*TASK PROMPT*: Answer with nothing but the number of lines that include the word "this".

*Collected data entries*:
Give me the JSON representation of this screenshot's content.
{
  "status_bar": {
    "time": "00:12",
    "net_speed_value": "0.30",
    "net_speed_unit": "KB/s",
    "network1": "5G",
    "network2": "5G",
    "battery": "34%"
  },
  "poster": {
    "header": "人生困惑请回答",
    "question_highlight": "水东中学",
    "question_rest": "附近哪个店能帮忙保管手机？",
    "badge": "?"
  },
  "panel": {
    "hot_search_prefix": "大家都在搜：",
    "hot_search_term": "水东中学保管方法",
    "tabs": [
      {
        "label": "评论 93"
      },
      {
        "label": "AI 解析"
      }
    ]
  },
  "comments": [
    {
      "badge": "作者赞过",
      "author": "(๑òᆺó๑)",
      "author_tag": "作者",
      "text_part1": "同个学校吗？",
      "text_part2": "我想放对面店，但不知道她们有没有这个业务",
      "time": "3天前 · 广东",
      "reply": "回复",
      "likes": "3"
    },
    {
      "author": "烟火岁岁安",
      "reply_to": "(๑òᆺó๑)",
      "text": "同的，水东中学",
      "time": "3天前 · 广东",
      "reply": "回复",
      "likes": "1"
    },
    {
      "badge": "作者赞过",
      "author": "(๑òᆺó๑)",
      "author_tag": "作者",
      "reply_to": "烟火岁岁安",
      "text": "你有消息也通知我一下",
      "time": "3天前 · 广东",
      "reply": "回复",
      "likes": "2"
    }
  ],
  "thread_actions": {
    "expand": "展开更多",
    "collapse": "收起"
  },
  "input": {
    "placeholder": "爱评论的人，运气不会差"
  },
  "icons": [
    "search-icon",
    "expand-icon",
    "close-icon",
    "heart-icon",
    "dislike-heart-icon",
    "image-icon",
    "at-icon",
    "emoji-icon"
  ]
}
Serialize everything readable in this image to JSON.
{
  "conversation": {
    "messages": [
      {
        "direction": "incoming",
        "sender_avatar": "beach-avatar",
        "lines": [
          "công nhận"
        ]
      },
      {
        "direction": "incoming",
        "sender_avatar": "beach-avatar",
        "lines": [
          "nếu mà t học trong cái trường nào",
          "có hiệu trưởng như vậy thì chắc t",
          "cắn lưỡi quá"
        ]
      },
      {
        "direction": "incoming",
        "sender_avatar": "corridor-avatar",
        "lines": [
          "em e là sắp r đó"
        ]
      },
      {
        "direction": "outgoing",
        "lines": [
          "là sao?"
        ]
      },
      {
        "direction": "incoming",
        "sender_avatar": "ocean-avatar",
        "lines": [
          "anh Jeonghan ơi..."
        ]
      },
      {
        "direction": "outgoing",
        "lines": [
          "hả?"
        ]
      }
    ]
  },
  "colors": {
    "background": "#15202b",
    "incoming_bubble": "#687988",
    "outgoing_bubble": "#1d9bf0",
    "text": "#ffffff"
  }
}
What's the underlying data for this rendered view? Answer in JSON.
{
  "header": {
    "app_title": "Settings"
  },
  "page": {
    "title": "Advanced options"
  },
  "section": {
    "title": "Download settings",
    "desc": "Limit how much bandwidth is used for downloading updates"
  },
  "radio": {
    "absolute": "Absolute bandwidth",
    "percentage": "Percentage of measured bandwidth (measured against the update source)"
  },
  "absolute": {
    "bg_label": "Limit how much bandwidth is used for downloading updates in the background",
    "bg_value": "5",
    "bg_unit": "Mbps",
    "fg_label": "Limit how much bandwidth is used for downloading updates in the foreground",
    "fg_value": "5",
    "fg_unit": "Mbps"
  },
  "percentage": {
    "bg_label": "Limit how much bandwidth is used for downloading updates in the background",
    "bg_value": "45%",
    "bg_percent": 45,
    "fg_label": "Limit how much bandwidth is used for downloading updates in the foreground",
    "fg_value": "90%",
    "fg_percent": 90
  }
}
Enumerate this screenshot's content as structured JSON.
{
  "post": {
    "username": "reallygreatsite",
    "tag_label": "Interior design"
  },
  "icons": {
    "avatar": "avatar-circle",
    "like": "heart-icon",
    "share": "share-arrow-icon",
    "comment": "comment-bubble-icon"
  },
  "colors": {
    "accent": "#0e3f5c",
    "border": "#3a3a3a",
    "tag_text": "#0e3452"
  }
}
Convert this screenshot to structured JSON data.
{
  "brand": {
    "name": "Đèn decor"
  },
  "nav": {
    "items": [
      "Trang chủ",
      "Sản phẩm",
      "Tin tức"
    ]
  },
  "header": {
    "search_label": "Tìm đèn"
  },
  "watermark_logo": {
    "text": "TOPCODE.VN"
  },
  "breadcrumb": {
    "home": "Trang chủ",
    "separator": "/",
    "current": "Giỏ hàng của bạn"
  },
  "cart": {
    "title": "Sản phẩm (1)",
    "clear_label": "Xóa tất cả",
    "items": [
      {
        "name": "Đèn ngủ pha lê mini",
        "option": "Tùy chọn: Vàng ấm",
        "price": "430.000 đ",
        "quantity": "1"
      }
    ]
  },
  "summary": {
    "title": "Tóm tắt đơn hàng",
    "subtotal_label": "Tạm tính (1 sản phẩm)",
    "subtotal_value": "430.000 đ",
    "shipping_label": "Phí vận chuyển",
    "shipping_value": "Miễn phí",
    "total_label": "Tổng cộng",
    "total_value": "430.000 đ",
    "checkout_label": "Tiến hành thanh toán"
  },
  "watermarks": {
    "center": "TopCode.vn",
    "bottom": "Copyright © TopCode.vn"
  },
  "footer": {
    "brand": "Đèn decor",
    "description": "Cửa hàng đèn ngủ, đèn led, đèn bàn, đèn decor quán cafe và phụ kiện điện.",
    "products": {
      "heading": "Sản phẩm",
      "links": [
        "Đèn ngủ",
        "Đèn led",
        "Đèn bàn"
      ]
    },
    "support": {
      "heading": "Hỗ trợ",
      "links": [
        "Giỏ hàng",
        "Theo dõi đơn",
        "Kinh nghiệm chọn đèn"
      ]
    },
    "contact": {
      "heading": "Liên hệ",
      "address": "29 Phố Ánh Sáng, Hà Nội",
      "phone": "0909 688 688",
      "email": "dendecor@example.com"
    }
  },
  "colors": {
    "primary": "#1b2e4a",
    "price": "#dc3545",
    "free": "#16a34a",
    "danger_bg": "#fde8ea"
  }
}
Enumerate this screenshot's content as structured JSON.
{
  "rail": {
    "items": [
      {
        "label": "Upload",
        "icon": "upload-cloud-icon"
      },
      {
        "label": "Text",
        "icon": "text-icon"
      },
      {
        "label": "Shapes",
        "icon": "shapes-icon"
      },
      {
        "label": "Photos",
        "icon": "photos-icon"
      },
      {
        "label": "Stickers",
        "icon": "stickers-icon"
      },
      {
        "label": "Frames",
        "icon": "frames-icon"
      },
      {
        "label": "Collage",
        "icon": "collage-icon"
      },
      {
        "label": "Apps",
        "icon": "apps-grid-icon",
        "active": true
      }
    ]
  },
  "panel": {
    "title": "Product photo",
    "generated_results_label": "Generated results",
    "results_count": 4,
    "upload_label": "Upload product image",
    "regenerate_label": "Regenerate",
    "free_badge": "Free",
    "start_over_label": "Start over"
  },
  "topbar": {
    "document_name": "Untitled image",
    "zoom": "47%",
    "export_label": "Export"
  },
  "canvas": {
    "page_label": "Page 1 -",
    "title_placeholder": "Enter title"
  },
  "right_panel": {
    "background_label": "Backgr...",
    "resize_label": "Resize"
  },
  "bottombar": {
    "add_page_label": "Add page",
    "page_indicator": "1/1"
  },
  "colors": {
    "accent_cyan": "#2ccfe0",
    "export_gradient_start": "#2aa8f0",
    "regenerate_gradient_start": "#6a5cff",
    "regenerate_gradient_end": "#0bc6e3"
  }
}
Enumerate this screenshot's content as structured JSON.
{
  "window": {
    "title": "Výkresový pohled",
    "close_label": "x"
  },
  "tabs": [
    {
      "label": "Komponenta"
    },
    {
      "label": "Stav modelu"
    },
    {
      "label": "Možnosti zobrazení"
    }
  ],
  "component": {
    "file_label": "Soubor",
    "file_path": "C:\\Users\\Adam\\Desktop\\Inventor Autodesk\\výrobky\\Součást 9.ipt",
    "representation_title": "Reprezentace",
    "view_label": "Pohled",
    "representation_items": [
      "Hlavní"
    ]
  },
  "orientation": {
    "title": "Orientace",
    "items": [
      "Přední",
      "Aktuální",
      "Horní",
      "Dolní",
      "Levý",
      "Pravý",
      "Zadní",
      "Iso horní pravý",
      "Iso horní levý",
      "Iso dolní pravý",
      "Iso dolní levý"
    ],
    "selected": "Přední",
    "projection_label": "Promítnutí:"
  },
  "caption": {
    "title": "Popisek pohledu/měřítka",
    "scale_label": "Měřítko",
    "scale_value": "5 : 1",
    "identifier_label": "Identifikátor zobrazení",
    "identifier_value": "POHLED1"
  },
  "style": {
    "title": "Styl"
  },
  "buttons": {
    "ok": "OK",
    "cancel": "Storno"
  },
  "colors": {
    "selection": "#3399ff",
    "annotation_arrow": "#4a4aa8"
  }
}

*EXERCISE OUTPUT*: 7